▶ _Parts of the exercise_:
1 – Reproduce the passage of the McGrawville electric road article from "A STANDARD reporter" up to and including "regarding their actions.".
2 – Write what comes next in the McGrawville electric road article, starting after its final sentence.

▶ _Extract provided_:
==================================================

|A. P. McGraw corset factory and Cortland & Homer Traction Co. car #17 at McGraw, N. Y. about 1898.|
THE ELECTRIC ROAD.
THE MCGRAWVILLE BOARD OF TRUSTEES INTERVIEWED.
Granted the Franchise Under a False Impression—Thought They Were Giving it to the New Company.
Immediately after the publication in The STANDARD of last Thursday of the franchise granted by the McGrawville board of trustees to the Cortland and Homer Electric Co. to build and operate an electric railroad within the limits of that village, a report was heard that the trustees had taken that action under a false impression, believing that they were granting the franchise to the new Scranton company which has contracted for the purchase of the stock of the Cortland and Homer Horse Railroad Co., and which hopes to extend its line to McGrawville.
A STANDARD reporter yesterday afternoon called at the office of the Hitchcock Mfg. Co. and there found Messrs. C. B. Hitchcock, H. L. Gleason and Harrison Wells, all of whom are directors and officers of the Cortland and Homer Electric Co. The reporter stated the case and inquired if it was true that the Cortland and Homer Electric Co. had been endeavoring to obtain consents of property-holders to the building of an electric road, and if the company intended to build the road if the consents and franchises were obtained. The reporter also made inquiry in regard to the method of obtaining the franchise from the McGrawville board of trustees. The gentlemen told the reporter a number of things, but insisted in the beginning that they were not for publication. They said they were not yet ready to make any public statement regarding their actions.
Last night the reporter drove to McGrawville and called upon Mr. W. J. Buchanan, president of that village. In reply to queetions, Mr. Buchanan said: On Saturday, Feb. 17, Mr. H. L. Gleason, representing the Cortland and Homer Electric Co., called upon him and stated that he desired to meet the board of trustees of McGrawville in regard to the building of an electric road from Cortland to McGrawville, and he wished to secure a franchise from them for building it within the limits of McGrawville village. The trustees were quickly assembled and Mr. Gleason stated his case. He said that they had doubtless all read in the papers that a company was planning to build this road, and he appeared in the interest of that company. Though he himself was directly connected with the Cortland and Homer Electric Co., it was not the intention of his company to build the road, but his company was securing franchises and consents and the right of way for the new company to whom they expected to turn the whole thing over. A little changing of their power would make it available for motive power as well as for lighting, and they expected to sell the whole thing to the new company. McGrawville could then be lighted by electricity from Cortland, as well as be connected with it by an electric road.

==================================================

▶ _Supplied entries_:
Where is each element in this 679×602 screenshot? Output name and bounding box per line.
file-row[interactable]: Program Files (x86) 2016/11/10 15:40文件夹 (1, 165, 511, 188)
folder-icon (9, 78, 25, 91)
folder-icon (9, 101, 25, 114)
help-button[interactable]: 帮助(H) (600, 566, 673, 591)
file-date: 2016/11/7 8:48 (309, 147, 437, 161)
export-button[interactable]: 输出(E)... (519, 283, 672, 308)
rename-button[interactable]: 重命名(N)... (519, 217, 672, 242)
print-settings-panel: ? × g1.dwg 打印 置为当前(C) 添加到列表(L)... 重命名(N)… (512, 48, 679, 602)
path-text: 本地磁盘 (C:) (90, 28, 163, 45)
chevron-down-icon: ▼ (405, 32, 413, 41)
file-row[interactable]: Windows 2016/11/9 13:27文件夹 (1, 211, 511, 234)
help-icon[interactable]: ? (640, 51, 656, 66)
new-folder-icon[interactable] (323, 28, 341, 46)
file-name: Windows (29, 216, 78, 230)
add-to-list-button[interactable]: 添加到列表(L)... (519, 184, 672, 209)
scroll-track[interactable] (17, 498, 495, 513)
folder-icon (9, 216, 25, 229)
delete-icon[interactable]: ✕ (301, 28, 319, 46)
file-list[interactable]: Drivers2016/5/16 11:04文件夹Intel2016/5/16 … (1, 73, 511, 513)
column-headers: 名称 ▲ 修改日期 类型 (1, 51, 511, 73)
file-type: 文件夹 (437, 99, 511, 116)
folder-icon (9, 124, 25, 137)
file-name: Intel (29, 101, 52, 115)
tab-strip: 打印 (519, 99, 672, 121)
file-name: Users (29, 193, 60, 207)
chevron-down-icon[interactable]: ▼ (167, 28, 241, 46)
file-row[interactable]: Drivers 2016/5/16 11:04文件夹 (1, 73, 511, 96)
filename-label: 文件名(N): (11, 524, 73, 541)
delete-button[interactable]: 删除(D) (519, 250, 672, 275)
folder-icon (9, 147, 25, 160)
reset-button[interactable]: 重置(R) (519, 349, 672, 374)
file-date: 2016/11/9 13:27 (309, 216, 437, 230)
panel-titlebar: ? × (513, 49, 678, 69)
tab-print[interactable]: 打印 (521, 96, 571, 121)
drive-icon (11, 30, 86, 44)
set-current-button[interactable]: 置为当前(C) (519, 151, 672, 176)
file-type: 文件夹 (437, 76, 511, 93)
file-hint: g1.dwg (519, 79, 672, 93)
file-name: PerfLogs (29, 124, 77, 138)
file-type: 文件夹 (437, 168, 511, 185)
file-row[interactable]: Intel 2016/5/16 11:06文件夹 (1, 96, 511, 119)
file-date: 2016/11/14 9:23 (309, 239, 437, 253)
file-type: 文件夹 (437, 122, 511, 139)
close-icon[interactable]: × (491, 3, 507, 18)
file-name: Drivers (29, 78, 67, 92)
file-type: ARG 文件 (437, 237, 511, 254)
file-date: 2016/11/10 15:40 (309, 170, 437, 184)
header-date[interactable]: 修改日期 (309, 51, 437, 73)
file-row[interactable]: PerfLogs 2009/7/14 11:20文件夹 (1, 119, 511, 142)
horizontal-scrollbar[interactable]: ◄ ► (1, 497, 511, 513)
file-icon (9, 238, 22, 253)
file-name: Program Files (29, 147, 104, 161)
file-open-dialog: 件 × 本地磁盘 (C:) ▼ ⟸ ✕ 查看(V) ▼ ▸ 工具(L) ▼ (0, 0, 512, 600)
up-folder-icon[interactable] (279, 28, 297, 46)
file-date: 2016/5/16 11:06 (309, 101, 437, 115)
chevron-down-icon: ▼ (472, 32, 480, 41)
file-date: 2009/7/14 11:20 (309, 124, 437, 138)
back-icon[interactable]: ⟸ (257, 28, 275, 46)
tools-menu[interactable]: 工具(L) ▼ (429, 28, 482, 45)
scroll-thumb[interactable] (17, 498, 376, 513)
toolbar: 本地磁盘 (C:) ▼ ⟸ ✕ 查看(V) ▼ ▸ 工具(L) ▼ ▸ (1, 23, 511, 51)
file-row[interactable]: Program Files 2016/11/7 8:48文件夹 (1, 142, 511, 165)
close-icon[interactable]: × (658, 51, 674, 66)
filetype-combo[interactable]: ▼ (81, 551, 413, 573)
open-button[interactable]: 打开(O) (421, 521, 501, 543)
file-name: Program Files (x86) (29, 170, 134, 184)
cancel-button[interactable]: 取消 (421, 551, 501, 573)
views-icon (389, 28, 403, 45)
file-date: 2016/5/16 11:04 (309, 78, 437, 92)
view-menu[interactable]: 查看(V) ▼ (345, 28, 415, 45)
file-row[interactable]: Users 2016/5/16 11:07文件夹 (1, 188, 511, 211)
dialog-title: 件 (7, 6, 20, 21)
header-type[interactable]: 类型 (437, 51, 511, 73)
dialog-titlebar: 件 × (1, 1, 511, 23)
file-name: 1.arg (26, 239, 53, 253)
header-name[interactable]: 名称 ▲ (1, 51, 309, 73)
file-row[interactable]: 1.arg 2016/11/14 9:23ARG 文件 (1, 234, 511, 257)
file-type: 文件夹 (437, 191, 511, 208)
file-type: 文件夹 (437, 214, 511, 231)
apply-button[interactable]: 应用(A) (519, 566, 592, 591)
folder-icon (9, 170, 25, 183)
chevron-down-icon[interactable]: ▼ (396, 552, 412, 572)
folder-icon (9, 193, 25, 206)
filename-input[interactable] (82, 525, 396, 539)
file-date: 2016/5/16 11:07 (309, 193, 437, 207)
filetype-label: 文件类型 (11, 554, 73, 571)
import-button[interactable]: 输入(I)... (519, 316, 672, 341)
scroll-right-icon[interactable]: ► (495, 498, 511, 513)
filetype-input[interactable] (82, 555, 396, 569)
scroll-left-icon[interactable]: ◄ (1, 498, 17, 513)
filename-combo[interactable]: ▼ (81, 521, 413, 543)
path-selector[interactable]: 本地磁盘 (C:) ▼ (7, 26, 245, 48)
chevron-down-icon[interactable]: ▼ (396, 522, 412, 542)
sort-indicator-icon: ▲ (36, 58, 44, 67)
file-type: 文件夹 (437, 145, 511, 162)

==================================================

▶ _Responses by task_:
1 –
A STANDARD reporter yesterday afternoon called at the office of the Hitchcock Mfg. Co. and there found Messrs. C. B. Hitchcock, H. L. Gleason and Harrison Wells, all of whom are directors and officers of the Cortland and Homer Electric Co. The reporter stated the case and inquired if it was true that the Cortland and Homer Electric Co. had been endeavoring to obtain consents of property-holders to the building of an electric road, and if the company intended to build the road if the consents and franchises were obtained. The reporter also made inquiry in regard to the method of obtaining the franchise from the McGrawville board of trustees. The gentlemen told the reporter a number of things, but insisted in the beginning that they were not for publication. They said they were not yet ready to make any public statement regarding their actions.

2 –
The board were unwilling to take any action at that time, as they had not looked into the matter any, and finally Mr. Gleason said he would give them a a week in which to think it over, but he requested them not to speak of the matter to any one.
On Monday morning, Feb. 19, only two days later, Commissioner of Highways A. L. Shuler, who lives in McGrawville, received a telephone message from Mr. Gleason asking him to get the president and board of trustees together that day, as he was coming over a little later to talk over that matter further. Mr. Shuler notified Mr. Buchanan and he assembled the board in special meeting. Mr. Gleason was there and said that he was very anxious to settle that matter up at once. The Cortland board of trustees was to meet that night and he wanted to present the application for a franchise in Cortland. If he could secure the consent of the McGrawville board, he could use it as a lever upon the Cortland board. Mr. Buchanan said, we made all kinds of excuses why we should not take action at once, but Mr. Gleason was very urgent and finally we consented and signed the paper which has already been published in The STANDARD.
Mr. Buchanan added that after Mr. Gleason had obtained their consent he went to Commissioner of Highways A. L. Shuler to get his consent to the building of a road in the territory within his jurisdiction, between the corporation limits of Cortland and McGrawville. Mr. Shuler had informed him (Mr. Buchanan) that he understood from Mr. Gleason that he was acting for the new company, and that he would have signed the permission but for the fact that he was so soon to go out of office. Under the circumstances he thought it would be better for the new commissioner to sign it. Mr. Gleason pressed him, but he refused. He had, however, driven over to see Mr. E. C. Rindge, his successor, and urged him to sign it, and he understood that Mr. Rindge was about to do so, when he learned that Mr. Gleason was not the agent for the new company, and he had concluded to wait a little longer before he committed himself.
The reporter then said that he would like to meet the trustees, and Mr. Buchanan put on his hat and coat and went with him to look them up. In the course of fifteen minutes the whole board was assembled, the president and Trustees Samuel Doud, F. C. Topping, H. C. Johnson and G. H. Maricle. The ground of the interview with Mr. Buchanan was gone over and the other four approved and verified every word of it.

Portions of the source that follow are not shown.